> AIM:
Starting at the line that holds "What text is on this page?", quote every line through the end of the records, both boundary lines included. Omit the pictures.

— BEGIN RECORDS FOR THIS TASK —

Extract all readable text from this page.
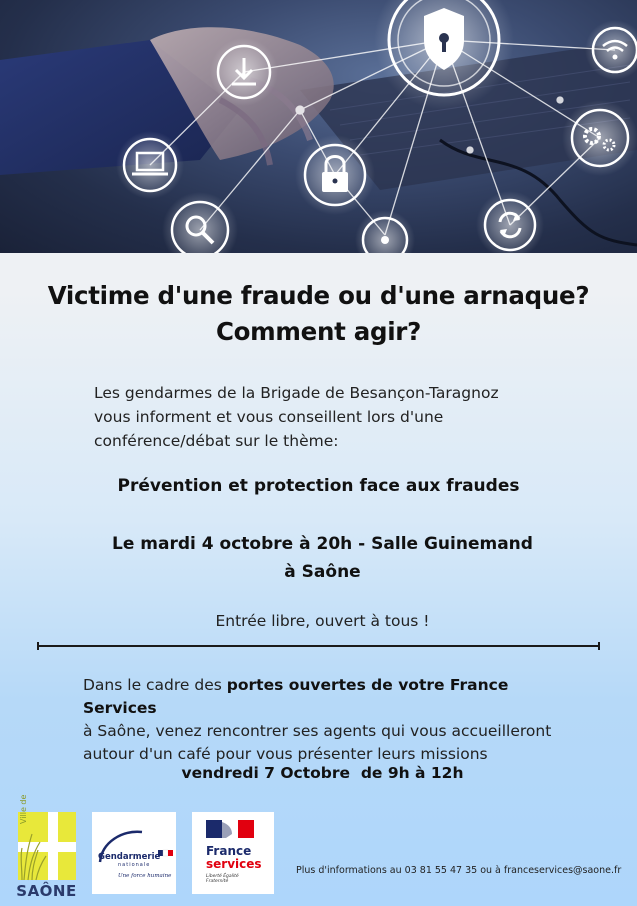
Victime d'une fraude ou d'une arnaque?
Comment agir?
Les gendarmes de la Brigade de Besançon-Taragnoz
vous informent et vous conseillent lors d'une
conférence/débat sur le thème:
Prévention et protection face aux fraudes
Le mardi 4 octobre à 20h - Salle Guinemand
à Saône
Entrée libre, ouvert à tous !
Dans le cadre des portes ouvertes de votre France Services
à Saône, venez rencontrer ses agents qui vous accueilleront
autour d'un café pour vous présenter leurs missions
vendredi 7 Octobre  de 9h à 12h
Ville de
SAÔNE
Gendarmerie
nationale
Une force humaine
France
services
Liberté Égalité Fraternité
Plus d'informations au 03 81 55 47 35 ou à franceservices@saone.fr
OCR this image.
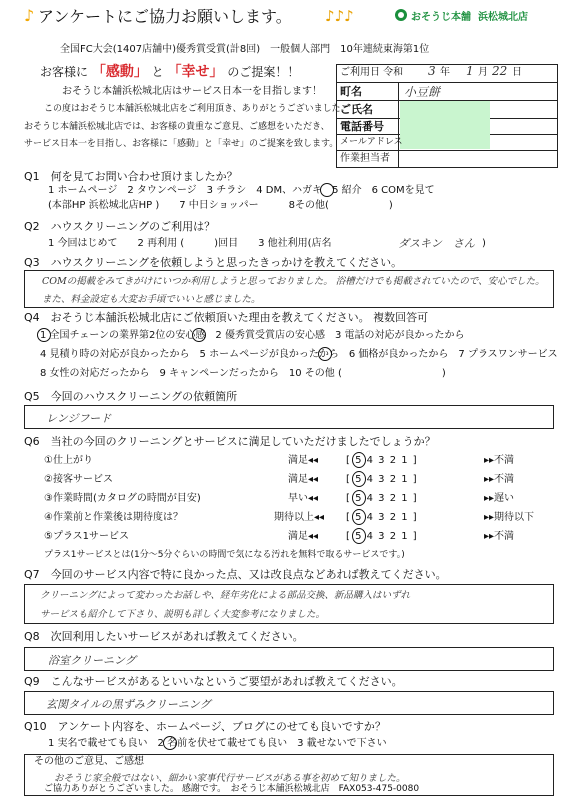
♪ アンケートにご協力お願いします。 ♪♪♪	おそうじ本舗 浜松城北店
全国FC大会(1407店舗中)優秀賞受賞(計8回)　一般個人部門　10年連続東海第1位
お客様に 「感動」 と 「幸せ」 のご提案！！
おそうじ本舗浜松城北店はサービス日本一を目指します！
この度はおそうじ本舗浜松城北店をご利用頂き、ありがとうございました。
おそうじ本舗浜松城北店では、お客様の貴重なご意見、ご感想をいただき、
サービス日本一を目指し、お客様に「感動」と「幸せ」のご提案を致します。
ご利用日 令和 3 年 1 月 22 日
町名	小豆餅
ご氏名
電話番号
メールアドレス
作業担当者
Q1　何を見てお問い合わせ頂けましたか？
1 ホームページ　2 タウンページ　3 チラシ　4 DM、ハガキ　5 紹介　6 COMを見て
(本部HP 浜松城北店HP )　　7 中日ショッパー　　　8その他(　　　　　　)
Q2　ハウスクリーニングのご利用は？
1 今回はじめて　　2 再利用 (　　　)回目　　3 他社利用(店名	ダスキン　さん )
Q3　ハウスクリーニングを依頼しようと思ったきっかけを教えてください。
COMの掲載をみてきがけにいつか利用しようと思っておりました。 浴槽だけでも掲載されていたので、安心でした。
また、料金設定も大変お手頃でいいと感じました。
Q4　おそうじ本舗浜松城北店にご依頼頂いた理由を教えてください。 複数回答可
1 全国チェーンの業界第2位の安心感　2 優秀賞受賞店の安心感　3 電話の対応が良かったから
4 見積り時の対応が良かったから　5 ホームページが良かったから　6 価格が良かったから　7 プラスワンサービス
8 女性の対応だったから　9 キャンペーンだったから　10 その他 (　　　　　　　　　　)
Q5　今回のハウスクリーニングの依頼箇所
レンジフード
Q6　当社の今回のクリーニングとサービスに満足していただけましたでしょうか？
①仕上がり	満足◂◂	[ 5 4 3 2 1 ]	▸▸不満
②接客サービス	満足◂◂	[ 5 4 3 2 1 ]	▸▸不満
③作業時間(カタログの時間が目安)	早い◂◂	[ 5 4 3 2 1 ]	▸▸遅い
④作業前と作業後は期待度は？	期待以上◂◂ [ 5 4 3 2 1 ]	▸▸期待以下
⑤プラス1サービス	満足◂◂	[ 5 4 3 2 1 ]	▸▸不満
プラス1サービスとは(1分～5分ぐらいの時間で気になる汚れを無料で取るサービスです。)
Q7　今回のサービス内容で特に良かった点、又は改良点などあれば教えてください。
クリーニングによって変わったお話しや、経年劣化による部品交換、新品購入はいずれ
サービスも紹介して下さり、説明も詳しく大変参考になりました。
Q8　次回利用したいサービスがあれば教えてください。
浴室クリーニング
Q9　こんなサービスがあるといいなというご要望があれば教えてください。
玄関タイルの黒ずみクリーニング
Q10　アンケート内容を、ホームページ、ブログにのせても良いですか？
1 実名で載せても良い　2 名前を伏せて載せても良い　3 載せないで下さい
その他のご意見、ご感想
おそうじ家全般ではない、細かい家事代行サービスがある事を初めて知りました。
ご協力ありがとうございました。 感謝です。　おそうじ本舗浜松城北店　FAX053-475-0080
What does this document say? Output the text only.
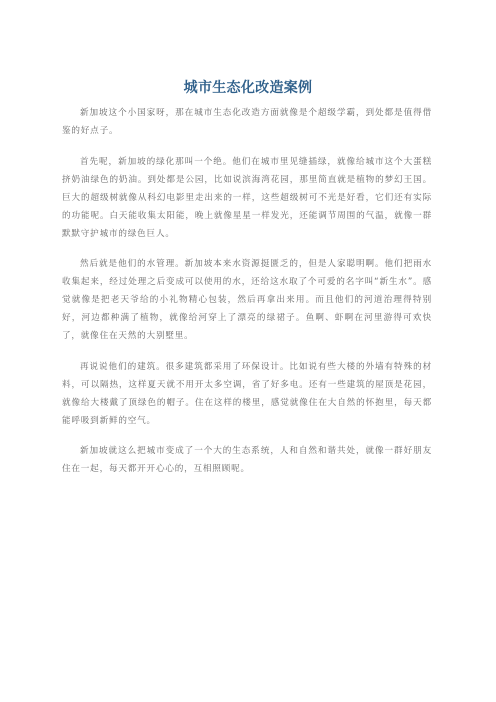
城市生态化改造案例

新加坡这个小国家呀，那在城市生态化改造方面就像是个超级学霸，到处都是值得借鉴的好点子。

首先呢，新加坡的绿化那叫一个绝。他们在城市里见缝插绿，就像给城市这个大蛋糕挤奶油绿色的奶油。到处都是公园，比如说滨海湾花园，那里简直就是植物的梦幻王国。巨大的超级树就像从科幻电影里走出来的一样，这些超级树可不光是好看，它们还有实际的功能呢。白天能收集太阳能，晚上就像星星一样发光，还能调节周围的气温，就像一群默默守护城市的绿色巨人。

然后就是他们的水管理。新加坡本来水资源挺匮乏的，但是人家聪明啊。他们把雨水收集起来，经过处理之后变成可以使用的水，还给这水取了个可爱的名字叫“新生水”。感觉就像是把老天爷给的小礼物精心包装，然后再拿出来用。而且他们的河道治理得特别好，河边都种满了植物，就像给河穿上了漂亮的绿裙子。鱼啊、虾啊在河里游得可欢快了，就像住在天然的大别墅里。

再说说他们的建筑。很多建筑都采用了环保设计。比如说有些大楼的外墙有特殊的材料，可以隔热，这样夏天就不用开太多空调，省了好多电。还有一些建筑的屋顶是花园，就像给大楼戴了顶绿色的帽子。住在这样的楼里，感觉就像住在大自然的怀抱里，每天都能呼吸到新鲜的空气。

新加坡就这么把城市变成了一个大的生态系统，人和自然和谐共处，就像一群好朋友住在一起，每天都开开心心的，互相照顾呢。
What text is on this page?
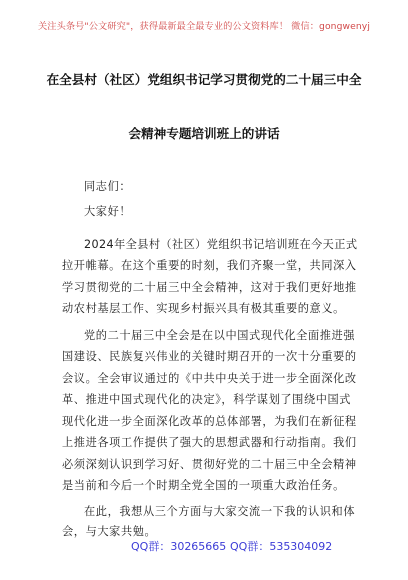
关注头条号"公文研究"，获得最新最全最专业的公文资料库！ 微信：gongwenyj
在全县村（社区）党组织书记学习贯彻党的二十届三中全
会精神专题培训班上的讲话
同志们：
大家好！
2024年全县村（社区）党组织书记培训班在今天正式
拉开帷幕。在这个重要的时刻，我们齐聚一堂，共同深入
学习贯彻党的二十届三中全会精神，这对于我们更好地推
动农村基层工作、实现乡村振兴具有极其重要的意义。
党的二十届三中全会是在以中国式现代化全面推进强
国建设、民族复兴伟业的关键时期召开的一次十分重要的
会议。全会审议通过的《中共中央关于进一步全面深化改
革、推进中国式现代化的决定》，科学谋划了围绕中国式
现代化进一步全面深化改革的总体部署，为我们在新征程
上推进各项工作提供了强大的思想武器和行动指南。我们
必须深刻认识到学习好、贯彻好党的二十届三中全会精神
是当前和今后一个时期全党全国的一项重大政治任务。
QQ群：30265665 QQ群：535304092
在此，我想从三个方面与大家交流一下我的认识和体
会，与大家共勉。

— END RECORDS FOR THIS TASK —

> TASK RESULT:
What text is on this page?
关注头条号"公文研究"，获得最新最全最专业的公文资料库！ 微信：gongwenyj
在全县村（社区）党组织书记学习贯彻党的二十届三中全
会精神专题培训班上的讲话
同志们：
大家好！
2024年全县村（社区）党组织书记培训班在今天正式
拉开帷幕。在这个重要的时刻，我们齐聚一堂，共同深入
学习贯彻党的二十届三中全会精神，这对于我们更好地推
动农村基层工作、实现乡村振兴具有极其重要的意义。
党的二十届三中全会是在以中国式现代化全面推进强
国建设、民族复兴伟业的关键时期召开的一次十分重要的
会议。全会审议通过的《中共中央关于进一步全面深化改
革、推进中国式现代化的决定》，科学谋划了围绕中国式
现代化进一步全面深化改革的总体部署，为我们在新征程
上推进各项工作提供了强大的思想武器和行动指南。我们
必须深刻认识到学习好、贯彻好党的二十届三中全会精神
是当前和今后一个时期全党全国的一项重大政治任务。
QQ群：30265665 QQ群：535304092
在此，我想从三个方面与大家交流一下我的认识和体
会，与大家共勉。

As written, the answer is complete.